**Requirements:** Your task is to transcribe all the entries exactly, excluding pictures.

**Records:**
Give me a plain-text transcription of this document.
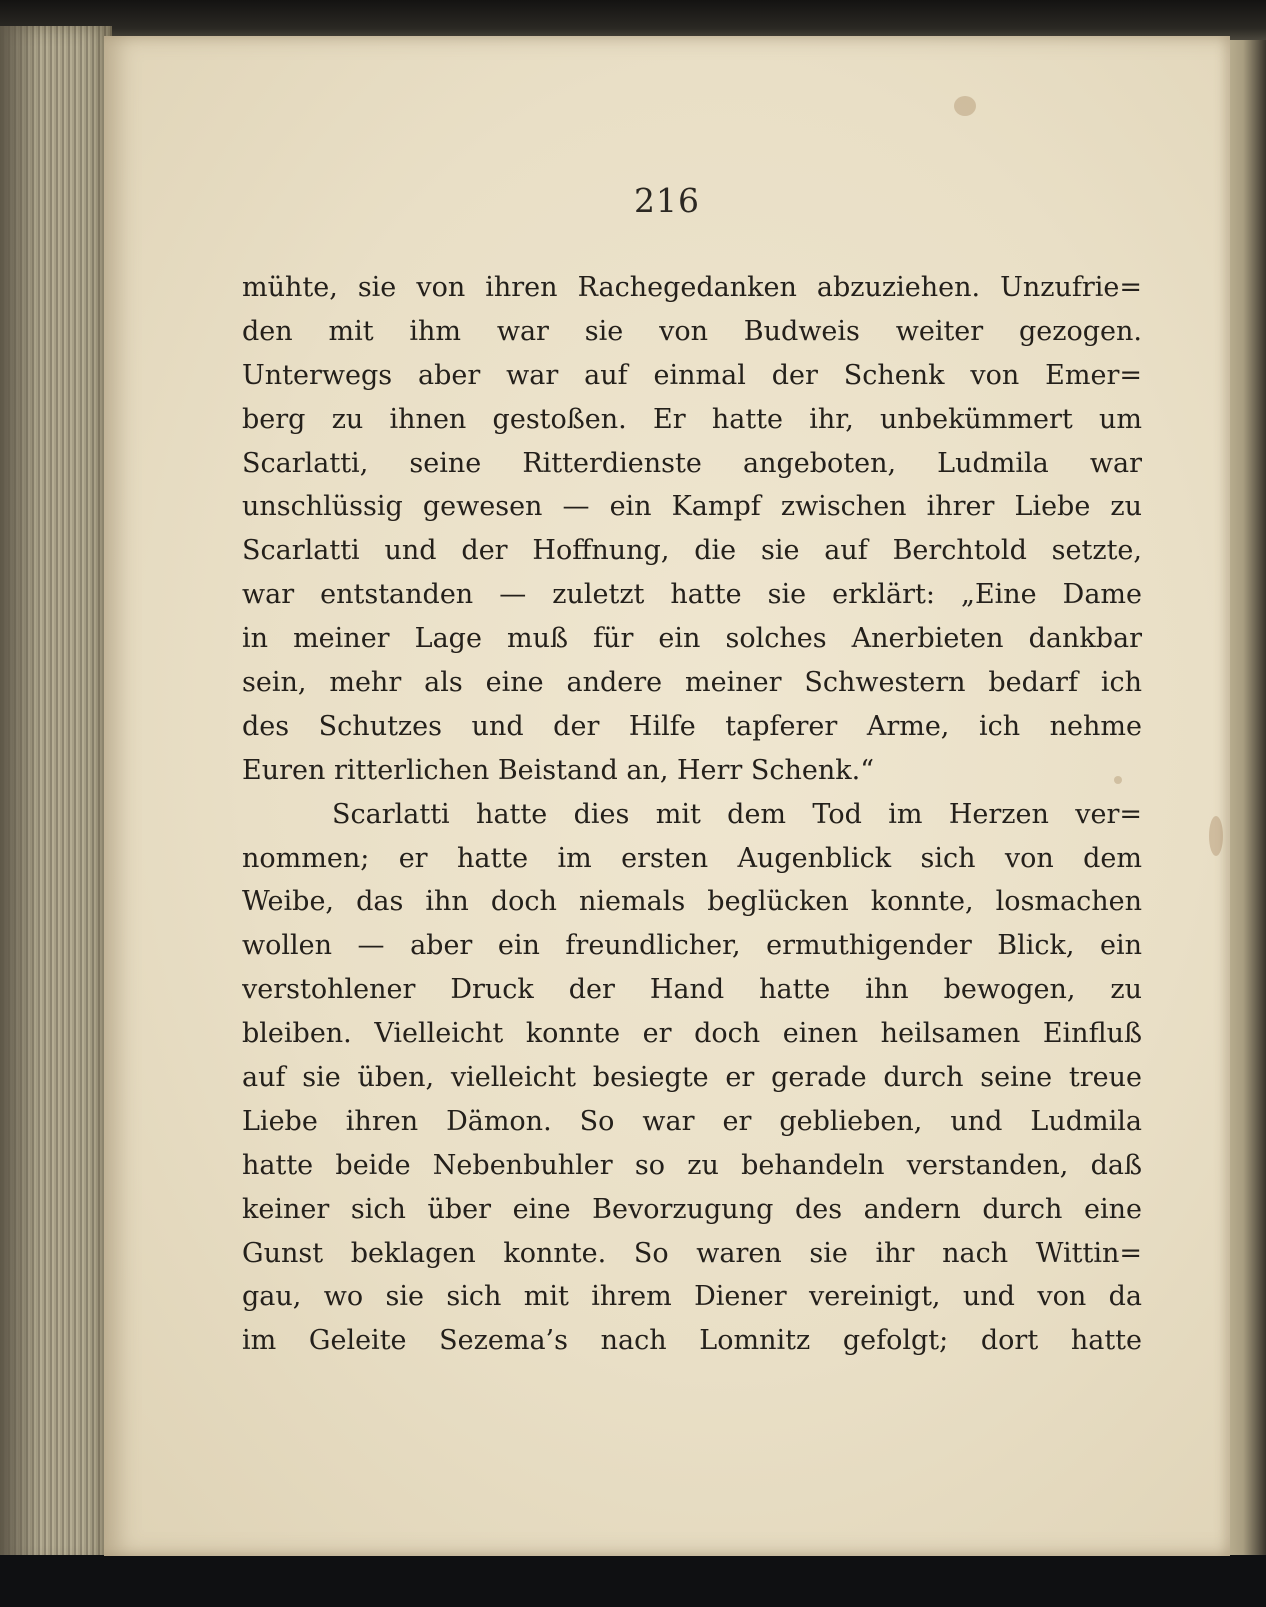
216
mühte, sie von ihren Rachegedanken abzuziehen. Unzufrie=
den mit ihm war sie von Budweis weiter gezogen.
Unterwegs aber war auf einmal der Schenk von Emer=
berg zu ihnen gestoßen. Er hatte ihr, unbekümmert um
Scarlatti, seine Ritterdienste angeboten, Ludmila war
unschlüssig gewesen — ein Kampf zwischen ihrer Liebe zu
Scarlatti und der Hoffnung, die sie auf Berchtold setzte,
war entstanden — zuletzt hatte sie erklärt: „Eine Dame
in meiner Lage muß für ein solches Anerbieten dankbar
sein, mehr als eine andere meiner Schwestern bedarf ich
des Schutzes und der Hilfe tapferer Arme, ich nehme
Euren ritterlichen Beistand an, Herr Schenk.“
Scarlatti hatte dies mit dem Tod im Herzen ver=
nommen; er hatte im ersten Augenblick sich von dem
Weibe, das ihn doch niemals beglücken konnte, losmachen
wollen — aber ein freundlicher, ermuthigender Blick, ein
verstohlener Druck der Hand hatte ihn bewogen, zu
bleiben. Vielleicht konnte er doch einen heilsamen Einfluß
auf sie üben, vielleicht besiegte er gerade durch seine treue
Liebe ihren Dämon. So war er geblieben, und Ludmila
hatte beide Nebenbuhler so zu behandeln verstanden, daß
keiner sich über eine Bevorzugung des andern durch eine
Gunst beklagen konnte. So waren sie ihr nach Wittin=
gau, wo sie sich mit ihrem Diener vereinigt, und von da
im Geleite Sezema’s nach Lomnitz gefolgt; dort hatte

**The answer:**
Give me a plain-text transcription of this document.
216
mühte, sie von ihren Rachegedanken abzuziehen. Unzufrie=
den mit ihm war sie von Budweis weiter gezogen.
Unterwegs aber war auf einmal der Schenk von Emer=
berg zu ihnen gestoßen. Er hatte ihr, unbekümmert um
Scarlatti, seine Ritterdienste angeboten, Ludmila war
unschlüssig gewesen — ein Kampf zwischen ihrer Liebe zu
Scarlatti und der Hoffnung, die sie auf Berchtold setzte,
war entstanden — zuletzt hatte sie erklärt: „Eine Dame
in meiner Lage muß für ein solches Anerbieten dankbar
sein, mehr als eine andere meiner Schwestern bedarf ich
des Schutzes und der Hilfe tapferer Arme, ich nehme
Euren ritterlichen Beistand an, Herr Schenk.“
Scarlatti hatte dies mit dem Tod im Herzen ver=
nommen; er hatte im ersten Augenblick sich von dem
Weibe, das ihn doch niemals beglücken konnte, losmachen
wollen — aber ein freundlicher, ermuthigender Blick, ein
verstohlener Druck der Hand hatte ihn bewogen, zu
bleiben. Vielleicht konnte er doch einen heilsamen Einfluß
auf sie üben, vielleicht besiegte er gerade durch seine treue
Liebe ihren Dämon. So war er geblieben, und Ludmila
hatte beide Nebenbuhler so zu behandeln verstanden, daß
keiner sich über eine Bevorzugung des andern durch eine
Gunst beklagen konnte. So waren sie ihr nach Wittin=
gau, wo sie sich mit ihrem Diener vereinigt, und von da
im Geleite Sezema’s nach Lomnitz gefolgt; dort hatte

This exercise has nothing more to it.